Problem to solve:
Without the images, output each record below as it stands.

-- begin Data for this task --

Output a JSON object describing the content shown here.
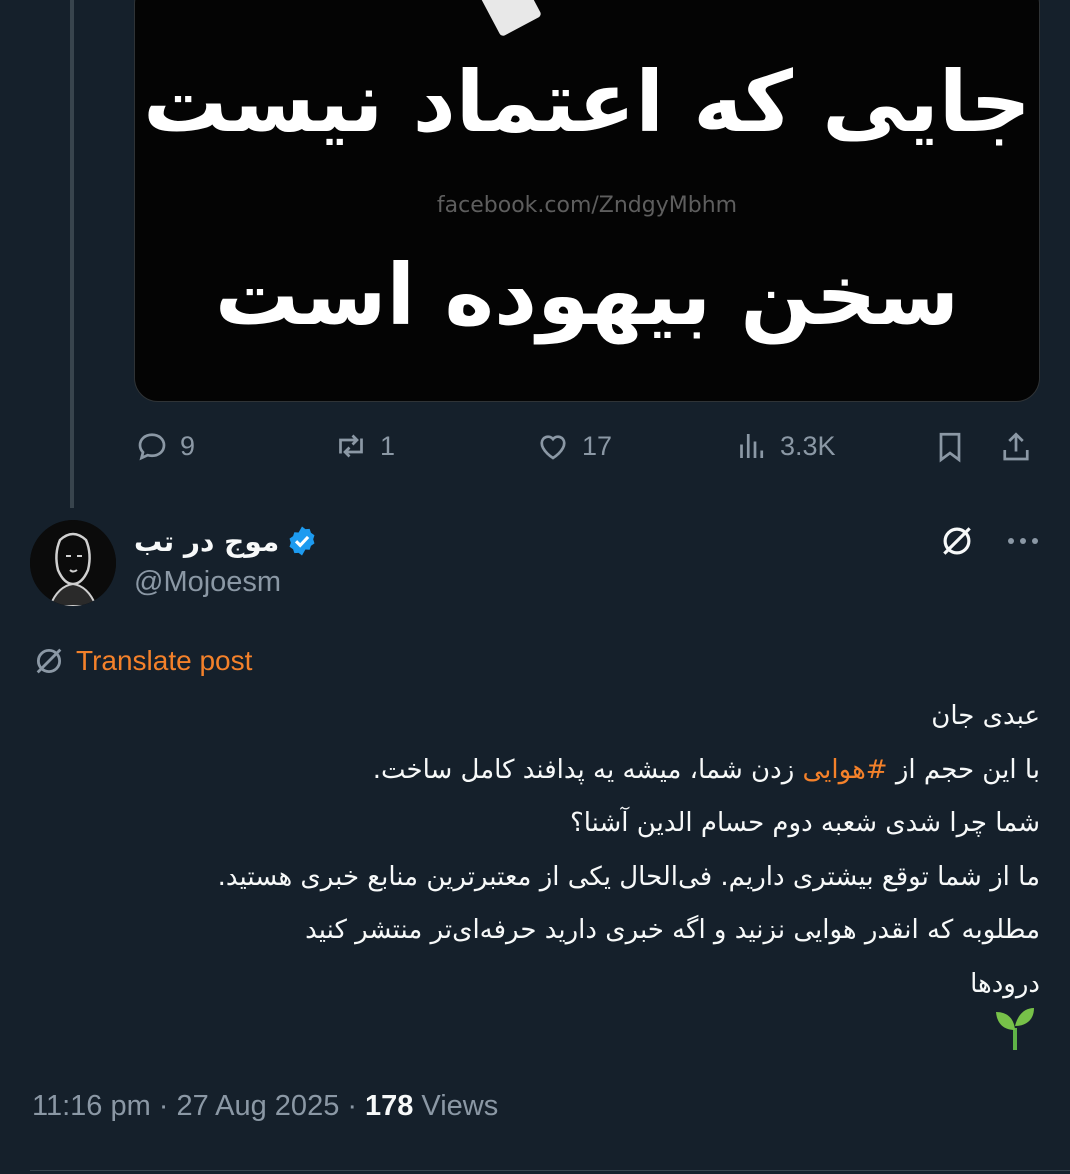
{
  "media": {
    "line1": "جایی که اعتماد نیست",
    "watermark": "facebook.com/ZndgyMbhm",
    "line2": "سخن بیهوده است"
  },
  "prev_post_actions": {
    "replies": "9",
    "reposts": "1",
    "likes": "17",
    "views": "3.3K"
  },
  "author": {
    "display_name": "موج در تب",
    "handle": "@Mojoesm",
    "verified": true
  },
  "translate_label": "Translate post",
  "body": {
    "line1": "عبدی جان",
    "line2_before": "با این حجم از ",
    "hashtag": "#هوایی",
    "line2_after": " زدن شما، میشه یه پدافند کامل ساخت.",
    "line3": "شما چرا شدی شعبه دوم حسام الدین آشنا؟",
    "line4": "ما از شما توقع بیشتری داریم. فی‌الحال یکی از معتبرترین منابع خبری هستید.",
    "line5": "مطلوبه که انقدر هوایی نزنید و اگه خبری دارید حرفه‌ای‌تر منتشر کنید",
    "line6": "درودها",
    "emoji": "🌱"
  },
  "meta": {
    "time": "11:16 pm",
    "sep1": "·",
    "date": "27 Aug 2025",
    "sep2": "·",
    "views_count": "178",
    "views_label": "Views"
  },
  "colors": {
    "background": "#15202b",
    "accent": "#f4812a",
    "verified": "#1d9bf0",
    "muted": "#8b98a5"
  }
}
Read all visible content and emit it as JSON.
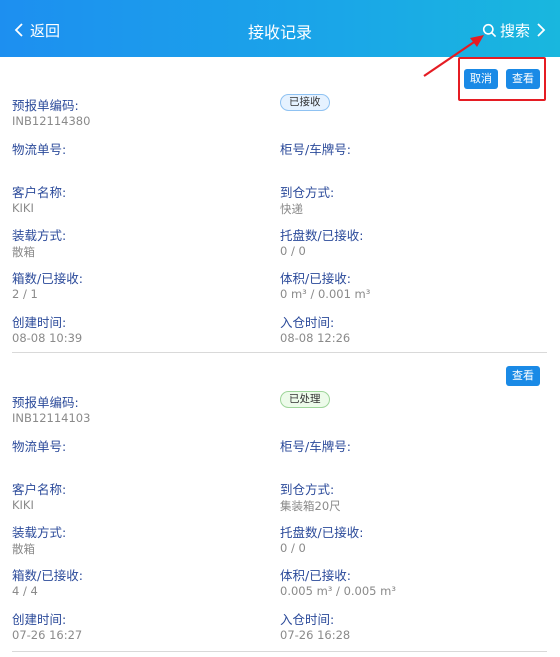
{
  "header": {
    "back_label": "返回",
    "title": "接收记录",
    "search_label": "搜索"
  },
  "colors": {
    "header_gradient": [
      "#1d8ff0",
      "#19b7de"
    ],
    "button": "#1a8ae6",
    "label_text": "#2b4a9a",
    "value_text": "#8a8a8a",
    "annotation": "#e51c23"
  },
  "records": [
    {
      "actions": {
        "cancel_label": "取消",
        "view_label": "查看"
      },
      "status": "已接收",
      "prebook_no_label": "预报单编码:",
      "prebook_no": "INB12114380",
      "logistics_no_label": "物流单号:",
      "logistics_no": "",
      "container_label": "柜号/车牌号:",
      "container": "",
      "customer_label": "客户名称:",
      "customer": "KIKI",
      "arrival_method_label": "到仓方式:",
      "arrival_method": "快递",
      "loading_method_label": "装载方式:",
      "loading_method": "散箱",
      "pallets_label": "托盘数/已接收:",
      "pallets": "0 / 0",
      "boxes_label": "箱数/已接收:",
      "boxes": "2 / 1",
      "volume_label": "体积/已接收:",
      "volume": "0 m³ / 0.001 m³",
      "created_label": "创建时间:",
      "created": "08-08 10:39",
      "inbound_label": "入仓时间:",
      "inbound": "08-08 12:26"
    },
    {
      "actions": {
        "view_label": "查看"
      },
      "status": "已处理",
      "prebook_no_label": "预报单编码:",
      "prebook_no": "INB12114103",
      "logistics_no_label": "物流单号:",
      "logistics_no": "",
      "container_label": "柜号/车牌号:",
      "container": "",
      "customer_label": "客户名称:",
      "customer": "KIKI",
      "arrival_method_label": "到仓方式:",
      "arrival_method": "集装箱20尺",
      "loading_method_label": "装载方式:",
      "loading_method": "散箱",
      "pallets_label": "托盘数/已接收:",
      "pallets": "0 / 0",
      "boxes_label": "箱数/已接收:",
      "boxes": "4 / 4",
      "volume_label": "体积/已接收:",
      "volume": "0.005 m³ / 0.005 m³",
      "created_label": "创建时间:",
      "created": "07-26 16:27",
      "inbound_label": "入仓时间:",
      "inbound": "07-26 16:28"
    }
  ]
}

-- end Data for this task --

Correct result:
Output a JSON object describing the content shown here.
{
  "media": {
    "line1": "جایی که اعتماد نیست",
    "watermark": "facebook.com/ZndgyMbhm",
    "line2": "سخن بیهوده است"
  },
  "prev_post_actions": {
    "replies": "9",
    "reposts": "1",
    "likes": "17",
    "views": "3.3K"
  },
  "author": {
    "display_name": "موج در تب",
    "handle": "@Mojoesm",
    "verified": true
  },
  "translate_label": "Translate post",
  "body": {
    "line1": "عبدی جان",
    "line2_before": "با این حجم از ",
    "hashtag": "#هوایی",
    "line2_after": " زدن شما، میشه یه پدافند کامل ساخت.",
    "line3": "شما چرا شدی شعبه دوم حسام الدین آشنا؟",
    "line4": "ما از شما توقع بیشتری داریم. فی‌الحال یکی از معتبرترین منابع خبری هستید.",
    "line5": "مطلوبه که انقدر هوایی نزنید و اگه خبری دارید حرفه‌ای‌تر منتشر کنید",
    "line6": "درودها",
    "emoji": "🌱"
  },
  "meta": {
    "time": "11:16 pm",
    "sep1": "·",
    "date": "27 Aug 2025",
    "sep2": "·",
    "views_count": "178",
    "views_label": "Views"
  },
  "colors": {
    "background": "#15202b",
    "accent": "#f4812a",
    "verified": "#1d9bf0",
    "muted": "#8b98a5"
  }
}
Read all visible content and emit it as JSON.
{
  "header": {
    "back_label": "返回",
    "title": "接收记录",
    "search_label": "搜索"
  },
  "colors": {
    "header_gradient": [
      "#1d8ff0",
      "#19b7de"
    ],
    "button": "#1a8ae6",
    "label_text": "#2b4a9a",
    "value_text": "#8a8a8a",
    "annotation": "#e51c23"
  },
  "records": [
    {
      "actions": {
        "cancel_label": "取消",
        "view_label": "查看"
      },
      "status": "已接收",
      "prebook_no_label": "预报单编码:",
      "prebook_no": "INB12114380",
      "logistics_no_label": "物流单号:",
      "logistics_no": "",
      "container_label": "柜号/车牌号:",
      "container": "",
      "customer_label": "客户名称:",
      "customer": "KIKI",
      "arrival_method_label": "到仓方式:",
      "arrival_method": "快递",
      "loading_method_label": "装载方式:",
      "loading_method": "散箱",
      "pallets_label": "托盘数/已接收:",
      "pallets": "0 / 0",
      "boxes_label": "箱数/已接收:",
      "boxes": "2 / 1",
      "volume_label": "体积/已接收:",
      "volume": "0 m³ / 0.001 m³",
      "created_label": "创建时间:",
      "created": "08-08 10:39",
      "inbound_label": "入仓时间:",
      "inbound": "08-08 12:26"
    },
    {
      "actions": {
        "view_label": "查看"
      },
      "status": "已处理",
      "prebook_no_label": "预报单编码:",
      "prebook_no": "INB12114103",
      "logistics_no_label": "物流单号:",
      "logistics_no": "",
      "container_label": "柜号/车牌号:",
      "container": "",
      "customer_label": "客户名称:",
      "customer": "KIKI",
      "arrival_method_label": "到仓方式:",
      "arrival_method": "集装箱20尺",
      "loading_method_label": "装载方式:",
      "loading_method": "散箱",
      "pallets_label": "托盘数/已接收:",
      "pallets": "0 / 0",
      "boxes_label": "箱数/已接收:",
      "boxes": "4 / 4",
      "volume_label": "体积/已接收:",
      "volume": "0.005 m³ / 0.005 m³",
      "created_label": "创建时间:",
      "created": "07-26 16:27",
      "inbound_label": "入仓时间:",
      "inbound": "07-26 16:28"
    }
  ]
}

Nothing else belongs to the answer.